- **BRIEF**
Wherever the string "SRMTID" shows up in a line, count that line. Give the total alone.

═══ INFORMATION SUPPLIED

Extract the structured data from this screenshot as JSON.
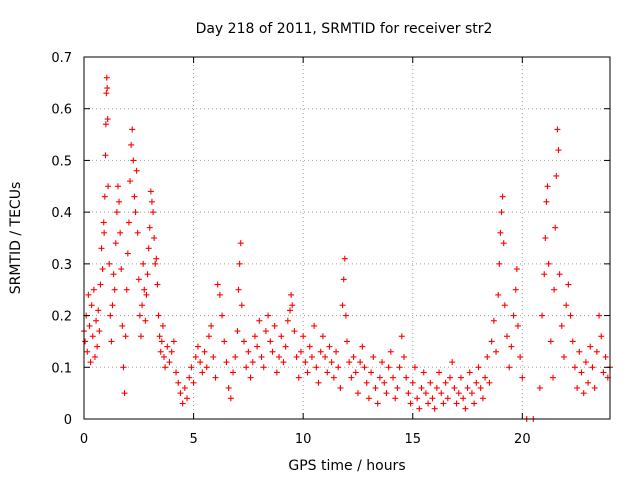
{
  "chart_data": {
    "type": "scatter",
    "title": "Day 218 of 2011, SRMTID for receiver str2",
    "xlabel": "GPS time / hours",
    "ylabel": "SRMTID / TECUs",
    "xlim": [
      0,
      24
    ],
    "ylim": [
      0,
      0.7
    ],
    "xticks": [
      0,
      5,
      10,
      15,
      20
    ],
    "xtick_labels": [
      "0",
      "5",
      "10",
      "15",
      "20"
    ],
    "yticks": [
      0,
      0.1,
      0.2,
      0.3,
      0.4,
      0.5,
      0.6,
      0.7
    ],
    "ytick_labels": [
      "0",
      "0.1",
      "0.2",
      "0.3",
      "0.4",
      "0.5",
      "0.6",
      "0.7"
    ],
    "grid": true,
    "marker": "plus",
    "series": [
      {
        "name": "SRMTID",
        "color": "#ff0000",
        "points": [
          [
            0.0,
            0.17
          ],
          [
            0.05,
            0.15
          ],
          [
            0.1,
            0.2
          ],
          [
            0.15,
            0.13
          ],
          [
            0.2,
            0.24
          ],
          [
            0.25,
            0.18
          ],
          [
            0.3,
            0.11
          ],
          [
            0.35,
            0.22
          ],
          [
            0.4,
            0.16
          ],
          [
            0.45,
            0.25
          ],
          [
            0.5,
            0.12
          ],
          [
            0.55,
            0.19
          ],
          [
            0.6,
            0.14
          ],
          [
            0.65,
            0.21
          ],
          [
            0.7,
            0.17
          ],
          [
            0.75,
            0.26
          ],
          [
            0.8,
            0.33
          ],
          [
            0.85,
            0.29
          ],
          [
            0.9,
            0.38
          ],
          [
            0.92,
            0.36
          ],
          [
            0.95,
            0.43
          ],
          [
            0.98,
            0.51
          ],
          [
            1.0,
            0.57
          ],
          [
            1.02,
            0.63
          ],
          [
            1.04,
            0.66
          ],
          [
            1.06,
            0.64
          ],
          [
            1.08,
            0.58
          ],
          [
            1.1,
            0.45
          ],
          [
            1.15,
            0.3
          ],
          [
            1.2,
            0.2
          ],
          [
            1.25,
            0.15
          ],
          [
            1.3,
            0.22
          ],
          [
            1.35,
            0.28
          ],
          [
            1.4,
            0.25
          ],
          [
            1.45,
            0.34
          ],
          [
            1.5,
            0.4
          ],
          [
            1.55,
            0.45
          ],
          [
            1.6,
            0.42
          ],
          [
            1.65,
            0.36
          ],
          [
            1.7,
            0.29
          ],
          [
            1.75,
            0.18
          ],
          [
            1.8,
            0.1
          ],
          [
            1.85,
            0.05
          ],
          [
            1.9,
            0.16
          ],
          [
            1.95,
            0.25
          ],
          [
            2.0,
            0.32
          ],
          [
            2.05,
            0.38
          ],
          [
            2.1,
            0.46
          ],
          [
            2.15,
            0.53
          ],
          [
            2.2,
            0.56
          ],
          [
            2.25,
            0.5
          ],
          [
            2.3,
            0.43
          ],
          [
            2.35,
            0.4
          ],
          [
            2.4,
            0.48
          ],
          [
            2.45,
            0.36
          ],
          [
            2.5,
            0.27
          ],
          [
            2.55,
            0.2
          ],
          [
            2.6,
            0.16
          ],
          [
            2.65,
            0.22
          ],
          [
            2.7,
            0.3
          ],
          [
            2.75,
            0.25
          ],
          [
            2.8,
            0.19
          ],
          [
            2.85,
            0.24
          ],
          [
            2.9,
            0.28
          ],
          [
            2.95,
            0.33
          ],
          [
            3.0,
            0.37
          ],
          [
            3.05,
            0.44
          ],
          [
            3.1,
            0.42
          ],
          [
            3.15,
            0.4
          ],
          [
            3.2,
            0.35
          ],
          [
            3.25,
            0.3
          ],
          [
            3.3,
            0.31
          ],
          [
            3.35,
            0.26
          ],
          [
            3.4,
            0.2
          ],
          [
            3.45,
            0.16
          ],
          [
            3.5,
            0.13
          ],
          [
            3.55,
            0.15
          ],
          [
            3.6,
            0.18
          ],
          [
            3.65,
            0.12
          ],
          [
            3.7,
            0.1
          ],
          [
            3.8,
            0.14
          ],
          [
            3.9,
            0.11
          ],
          [
            4.0,
            0.13
          ],
          [
            4.1,
            0.15
          ],
          [
            4.2,
            0.09
          ],
          [
            4.3,
            0.07
          ],
          [
            4.4,
            0.05
          ],
          [
            4.5,
            0.03
          ],
          [
            4.6,
            0.06
          ],
          [
            4.7,
            0.04
          ],
          [
            4.8,
            0.08
          ],
          [
            4.9,
            0.1
          ],
          [
            5.0,
            0.07
          ],
          [
            5.1,
            0.12
          ],
          [
            5.2,
            0.14
          ],
          [
            5.3,
            0.11
          ],
          [
            5.4,
            0.09
          ],
          [
            5.5,
            0.13
          ],
          [
            5.6,
            0.1
          ],
          [
            5.7,
            0.16
          ],
          [
            5.8,
            0.18
          ],
          [
            5.9,
            0.12
          ],
          [
            6.0,
            0.08
          ],
          [
            6.1,
            0.26
          ],
          [
            6.2,
            0.24
          ],
          [
            6.3,
            0.2
          ],
          [
            6.4,
            0.15
          ],
          [
            6.5,
            0.11
          ],
          [
            6.6,
            0.06
          ],
          [
            6.7,
            0.04
          ],
          [
            6.8,
            0.09
          ],
          [
            6.9,
            0.12
          ],
          [
            7.0,
            0.17
          ],
          [
            7.05,
            0.25
          ],
          [
            7.1,
            0.3
          ],
          [
            7.15,
            0.34
          ],
          [
            7.2,
            0.22
          ],
          [
            7.3,
            0.15
          ],
          [
            7.4,
            0.1
          ],
          [
            7.5,
            0.13
          ],
          [
            7.6,
            0.08
          ],
          [
            7.7,
            0.11
          ],
          [
            7.8,
            0.16
          ],
          [
            7.9,
            0.14
          ],
          [
            8.0,
            0.19
          ],
          [
            8.1,
            0.12
          ],
          [
            8.2,
            0.1
          ],
          [
            8.3,
            0.17
          ],
          [
            8.4,
            0.2
          ],
          [
            8.5,
            0.15
          ],
          [
            8.6,
            0.13
          ],
          [
            8.7,
            0.18
          ],
          [
            8.8,
            0.09
          ],
          [
            8.9,
            0.12
          ],
          [
            9.0,
            0.16
          ],
          [
            9.1,
            0.11
          ],
          [
            9.2,
            0.14
          ],
          [
            9.3,
            0.19
          ],
          [
            9.4,
            0.21
          ],
          [
            9.45,
            0.24
          ],
          [
            9.5,
            0.22
          ],
          [
            9.6,
            0.17
          ],
          [
            9.7,
            0.12
          ],
          [
            9.8,
            0.08
          ],
          [
            9.9,
            0.13
          ],
          [
            10.0,
            0.16
          ],
          [
            10.1,
            0.11
          ],
          [
            10.2,
            0.09
          ],
          [
            10.3,
            0.14
          ],
          [
            10.4,
            0.12
          ],
          [
            10.5,
            0.18
          ],
          [
            10.6,
            0.1
          ],
          [
            10.7,
            0.07
          ],
          [
            10.8,
            0.13
          ],
          [
            10.9,
            0.16
          ],
          [
            11.0,
            0.12
          ],
          [
            11.1,
            0.09
          ],
          [
            11.2,
            0.14
          ],
          [
            11.3,
            0.11
          ],
          [
            11.4,
            0.08
          ],
          [
            11.5,
            0.13
          ],
          [
            11.6,
            0.1
          ],
          [
            11.7,
            0.06
          ],
          [
            11.8,
            0.22
          ],
          [
            11.85,
            0.27
          ],
          [
            11.9,
            0.31
          ],
          [
            11.95,
            0.2
          ],
          [
            12.0,
            0.15
          ],
          [
            12.1,
            0.11
          ],
          [
            12.2,
            0.08
          ],
          [
            12.3,
            0.12
          ],
          [
            12.4,
            0.09
          ],
          [
            12.5,
            0.05
          ],
          [
            12.6,
            0.11
          ],
          [
            12.7,
            0.14
          ],
          [
            12.8,
            0.1
          ],
          [
            12.9,
            0.07
          ],
          [
            13.0,
            0.04
          ],
          [
            13.1,
            0.09
          ],
          [
            13.2,
            0.12
          ],
          [
            13.3,
            0.06
          ],
          [
            13.4,
            0.03
          ],
          [
            13.5,
            0.08
          ],
          [
            13.6,
            0.11
          ],
          [
            13.7,
            0.07
          ],
          [
            13.8,
            0.05
          ],
          [
            13.9,
            0.1
          ],
          [
            14.0,
            0.13
          ],
          [
            14.1,
            0.08
          ],
          [
            14.2,
            0.04
          ],
          [
            14.3,
            0.06
          ],
          [
            14.4,
            0.1
          ],
          [
            14.5,
            0.16
          ],
          [
            14.6,
            0.12
          ],
          [
            14.7,
            0.08
          ],
          [
            14.8,
            0.05
          ],
          [
            14.9,
            0.03
          ],
          [
            15.0,
            0.07
          ],
          [
            15.1,
            0.1
          ],
          [
            15.2,
            0.04
          ],
          [
            15.3,
            0.02
          ],
          [
            15.4,
            0.06
          ],
          [
            15.5,
            0.09
          ],
          [
            15.6,
            0.05
          ],
          [
            15.7,
            0.03
          ],
          [
            15.8,
            0.07
          ],
          [
            15.9,
            0.04
          ],
          [
            16.0,
            0.02
          ],
          [
            16.1,
            0.06
          ],
          [
            16.2,
            0.09
          ],
          [
            16.3,
            0.05
          ],
          [
            16.4,
            0.03
          ],
          [
            16.5,
            0.07
          ],
          [
            16.6,
            0.04
          ],
          [
            16.7,
            0.08
          ],
          [
            16.8,
            0.11
          ],
          [
            16.9,
            0.06
          ],
          [
            17.0,
            0.03
          ],
          [
            17.1,
            0.05
          ],
          [
            17.2,
            0.08
          ],
          [
            17.3,
            0.04
          ],
          [
            17.4,
            0.02
          ],
          [
            17.5,
            0.06
          ],
          [
            17.6,
            0.09
          ],
          [
            17.7,
            0.05
          ],
          [
            17.8,
            0.03
          ],
          [
            17.9,
            0.07
          ],
          [
            18.0,
            0.1
          ],
          [
            18.1,
            0.06
          ],
          [
            18.2,
            0.04
          ],
          [
            18.3,
            0.08
          ],
          [
            18.4,
            0.12
          ],
          [
            18.5,
            0.07
          ],
          [
            18.6,
            0.15
          ],
          [
            18.7,
            0.19
          ],
          [
            18.8,
            0.13
          ],
          [
            18.9,
            0.24
          ],
          [
            18.95,
            0.3
          ],
          [
            19.0,
            0.36
          ],
          [
            19.05,
            0.4
          ],
          [
            19.1,
            0.43
          ],
          [
            19.15,
            0.34
          ],
          [
            19.2,
            0.22
          ],
          [
            19.3,
            0.16
          ],
          [
            19.4,
            0.1
          ],
          [
            19.5,
            0.14
          ],
          [
            19.6,
            0.2
          ],
          [
            19.7,
            0.25
          ],
          [
            19.75,
            0.29
          ],
          [
            19.8,
            0.18
          ],
          [
            19.9,
            0.12
          ],
          [
            20.0,
            0.08
          ],
          [
            20.2,
            0.0
          ],
          [
            20.5,
            0.0
          ],
          [
            20.8,
            0.06
          ],
          [
            20.9,
            0.2
          ],
          [
            21.0,
            0.28
          ],
          [
            21.05,
            0.35
          ],
          [
            21.1,
            0.42
          ],
          [
            21.15,
            0.45
          ],
          [
            21.2,
            0.3
          ],
          [
            21.3,
            0.15
          ],
          [
            21.4,
            0.08
          ],
          [
            21.45,
            0.25
          ],
          [
            21.5,
            0.37
          ],
          [
            21.55,
            0.47
          ],
          [
            21.6,
            0.56
          ],
          [
            21.65,
            0.52
          ],
          [
            21.7,
            0.28
          ],
          [
            21.8,
            0.18
          ],
          [
            21.9,
            0.12
          ],
          [
            22.0,
            0.22
          ],
          [
            22.1,
            0.26
          ],
          [
            22.2,
            0.2
          ],
          [
            22.3,
            0.15
          ],
          [
            22.4,
            0.1
          ],
          [
            22.5,
            0.06
          ],
          [
            22.6,
            0.13
          ],
          [
            22.7,
            0.09
          ],
          [
            22.8,
            0.05
          ],
          [
            22.9,
            0.11
          ],
          [
            23.0,
            0.07
          ],
          [
            23.1,
            0.14
          ],
          [
            23.2,
            0.1
          ],
          [
            23.3,
            0.06
          ],
          [
            23.4,
            0.13
          ],
          [
            23.5,
            0.2
          ],
          [
            23.6,
            0.16
          ],
          [
            23.7,
            0.09
          ],
          [
            23.8,
            0.12
          ],
          [
            23.9,
            0.08
          ],
          [
            24.0,
            0.1
          ]
        ]
      }
    ]
  }
}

══════

- **RESULT OF THIS TASK**
3